Collected data
* Begin *
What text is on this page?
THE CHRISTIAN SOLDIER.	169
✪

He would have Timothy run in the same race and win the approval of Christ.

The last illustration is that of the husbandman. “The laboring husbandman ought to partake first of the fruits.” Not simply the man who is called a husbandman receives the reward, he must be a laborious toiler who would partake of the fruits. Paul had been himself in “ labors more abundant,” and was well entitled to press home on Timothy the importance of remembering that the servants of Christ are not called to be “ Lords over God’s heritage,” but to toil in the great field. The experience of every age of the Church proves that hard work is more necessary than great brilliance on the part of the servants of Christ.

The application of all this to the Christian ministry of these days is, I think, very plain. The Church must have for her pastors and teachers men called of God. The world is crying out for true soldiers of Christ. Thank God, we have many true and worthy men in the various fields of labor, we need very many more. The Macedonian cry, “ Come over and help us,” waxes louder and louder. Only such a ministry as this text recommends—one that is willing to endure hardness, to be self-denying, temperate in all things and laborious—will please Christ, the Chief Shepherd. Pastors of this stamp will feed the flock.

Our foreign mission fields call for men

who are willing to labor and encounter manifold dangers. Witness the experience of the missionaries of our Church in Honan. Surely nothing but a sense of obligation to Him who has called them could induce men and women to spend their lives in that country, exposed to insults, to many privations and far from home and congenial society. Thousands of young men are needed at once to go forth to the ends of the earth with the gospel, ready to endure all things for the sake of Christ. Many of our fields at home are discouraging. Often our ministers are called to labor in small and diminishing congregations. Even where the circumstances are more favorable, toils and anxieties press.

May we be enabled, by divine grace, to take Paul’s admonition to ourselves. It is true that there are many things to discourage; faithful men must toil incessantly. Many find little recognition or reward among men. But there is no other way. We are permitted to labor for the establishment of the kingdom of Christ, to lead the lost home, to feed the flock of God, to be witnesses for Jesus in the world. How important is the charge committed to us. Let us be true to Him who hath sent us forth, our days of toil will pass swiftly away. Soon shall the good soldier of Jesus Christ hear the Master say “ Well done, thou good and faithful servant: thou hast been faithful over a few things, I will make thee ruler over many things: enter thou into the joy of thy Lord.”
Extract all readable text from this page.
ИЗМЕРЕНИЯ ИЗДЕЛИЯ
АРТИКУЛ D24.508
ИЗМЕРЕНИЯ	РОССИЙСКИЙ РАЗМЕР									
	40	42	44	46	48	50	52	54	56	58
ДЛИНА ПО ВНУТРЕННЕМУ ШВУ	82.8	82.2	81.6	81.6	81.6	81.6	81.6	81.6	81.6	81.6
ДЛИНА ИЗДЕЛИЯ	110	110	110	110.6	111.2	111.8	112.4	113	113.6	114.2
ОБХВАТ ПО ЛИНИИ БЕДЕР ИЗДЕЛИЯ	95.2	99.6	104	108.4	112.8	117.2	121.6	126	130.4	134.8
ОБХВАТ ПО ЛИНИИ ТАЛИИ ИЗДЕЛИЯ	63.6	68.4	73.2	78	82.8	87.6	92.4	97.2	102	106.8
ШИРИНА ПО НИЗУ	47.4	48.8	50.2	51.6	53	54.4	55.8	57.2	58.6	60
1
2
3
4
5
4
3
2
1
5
* End *
> **Problem requirements**
Reproduce the records in full, exactly as written.

> **Exercise answer**
What text is on this page?
THE CHRISTIAN SOLDIER.	169
✪

He would have Timothy run in the same race and win the approval of Christ.

The last illustration is that of the husbandman. “The laboring husbandman ought to partake first of the fruits.” Not simply the man who is called a husbandman receives the reward, he must be a laborious toiler who would partake of the fruits. Paul had been himself in “ labors more abundant,” and was well entitled to press home on Timothy the importance of remembering that the servants of Christ are not called to be “ Lords over God’s heritage,” but to toil in the great field. The experience of every age of the Church proves that hard work is more necessary than great brilliance on the part of the servants of Christ.

The application of all this to the Christian ministry of these days is, I think, very plain. The Church must have for her pastors and teachers men called of God. The world is crying out for true soldiers of Christ. Thank God, we have many true and worthy men in the various fields of labor, we need very many more. The Macedonian cry, “ Come over and help us,” waxes louder and louder. Only such a ministry as this text recommends—one that is willing to endure hardness, to be self-denying, temperate in all things and laborious—will please Christ, the Chief Shepherd. Pastors of this stamp will feed the flock.

Our foreign mission fields call for men

who are willing to labor and encounter manifold dangers. Witness the experience of the missionaries of our Church in Honan. Surely nothing but a sense of obligation to Him who has called them could induce men and women to spend their lives in that country, exposed to insults, to many privations and far from home and congenial society. Thousands of young men are needed at once to go forth to the ends of the earth with the gospel, ready to endure all things for the sake of Christ. Many of our fields at home are discouraging. Often our ministers are called to labor in small and diminishing congregations. Even where the circumstances are more favorable, toils and anxieties press.

May we be enabled, by divine grace, to take Paul’s admonition to ourselves. It is true that there are many things to discourage; faithful men must toil incessantly. Many find little recognition or reward among men. But there is no other way. We are permitted to labor for the establishment of the kingdom of Christ, to lead the lost home, to feed the flock of God, to be witnesses for Jesus in the world. How important is the charge committed to us. Let us be true to Him who hath sent us forth, our days of toil will pass swiftly away. Soon shall the good soldier of Jesus Christ hear the Master say “ Well done, thou good and faithful servant: thou hast been faithful over a few things, I will make thee ruler over many things: enter thou into the joy of thy Lord.”
Extract all readable text from this page.
ИЗМЕРЕНИЯ ИЗДЕЛИЯ
АРТИКУЛ D24.508
ИЗМЕРЕНИЯ	РОССИЙСКИЙ РАЗМЕР									
	40	42	44	46	48	50	52	54	56	58
ДЛИНА ПО ВНУТРЕННЕМУ ШВУ	82.8	82.2	81.6	81.6	81.6	81.6	81.6	81.6	81.6	81.6
ДЛИНА ИЗДЕЛИЯ	110	110	110	110.6	111.2	111.8	112.4	113	113.6	114.2
ОБХВАТ ПО ЛИНИИ БЕДЕР ИЗДЕЛИЯ	95.2	99.6	104	108.4	112.8	117.2	121.6	126	130.4	134.8
ОБХВАТ ПО ЛИНИИ ТАЛИИ ИЗДЕЛИЯ	63.6	68.4	73.2	78	82.8	87.6	92.4	97.2	102	106.8
ШИРИНА ПО НИЗУ	47.4	48.8	50.2	51.6	53	54.4	55.8	57.2	58.6	60
1
2
3
4
5
4
3
2
1
5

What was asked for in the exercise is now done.